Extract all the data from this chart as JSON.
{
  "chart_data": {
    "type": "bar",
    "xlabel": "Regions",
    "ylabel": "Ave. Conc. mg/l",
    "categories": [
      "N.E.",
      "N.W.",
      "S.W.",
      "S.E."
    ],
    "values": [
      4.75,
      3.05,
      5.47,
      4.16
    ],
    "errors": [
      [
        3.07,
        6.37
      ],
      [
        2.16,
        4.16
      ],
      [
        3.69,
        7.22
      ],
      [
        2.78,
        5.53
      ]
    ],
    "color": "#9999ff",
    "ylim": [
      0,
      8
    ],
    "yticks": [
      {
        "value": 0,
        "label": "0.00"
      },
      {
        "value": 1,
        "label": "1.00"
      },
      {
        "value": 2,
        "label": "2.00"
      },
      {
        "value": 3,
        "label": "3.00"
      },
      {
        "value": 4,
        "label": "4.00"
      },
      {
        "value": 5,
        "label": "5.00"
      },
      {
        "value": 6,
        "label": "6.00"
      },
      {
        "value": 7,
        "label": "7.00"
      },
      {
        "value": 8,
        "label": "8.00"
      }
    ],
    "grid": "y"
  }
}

--- Exercise details ---
Using the listing above, reproduce each line without omission.

--- Exercise solution ---
Extract all the data from this chart as JSON.
{
  "chart_data": {
    "type": "bar",
    "xlabel": "Regions",
    "ylabel": "Ave. Conc. mg/l",
    "categories": [
      "N.E.",
      "N.W.",
      "S.W.",
      "S.E."
    ],
    "values": [
      4.75,
      3.05,
      5.47,
      4.16
    ],
    "errors": [
      [
        3.07,
        6.37
      ],
      [
        2.16,
        4.16
      ],
      [
        3.69,
        7.22
      ],
      [
        2.78,
        5.53
      ]
    ],
    "color": "#9999ff",
    "ylim": [
      0,
      8
    ],
    "yticks": [
      {
        "value": 0,
        "label": "0.00"
      },
      {
        "value": 1,
        "label": "1.00"
      },
      {
        "value": 2,
        "label": "2.00"
      },
      {
        "value": 3,
        "label": "3.00"
      },
      {
        "value": 4,
        "label": "4.00"
      },
      {
        "value": 5,
        "label": "5.00"
      },
      {
        "value": 6,
        "label": "6.00"
      },
      {
        "value": 7,
        "label": "7.00"
      },
      {
        "value": 8,
        "label": "8.00"
      }
    ],
    "grid": "y"
  }
}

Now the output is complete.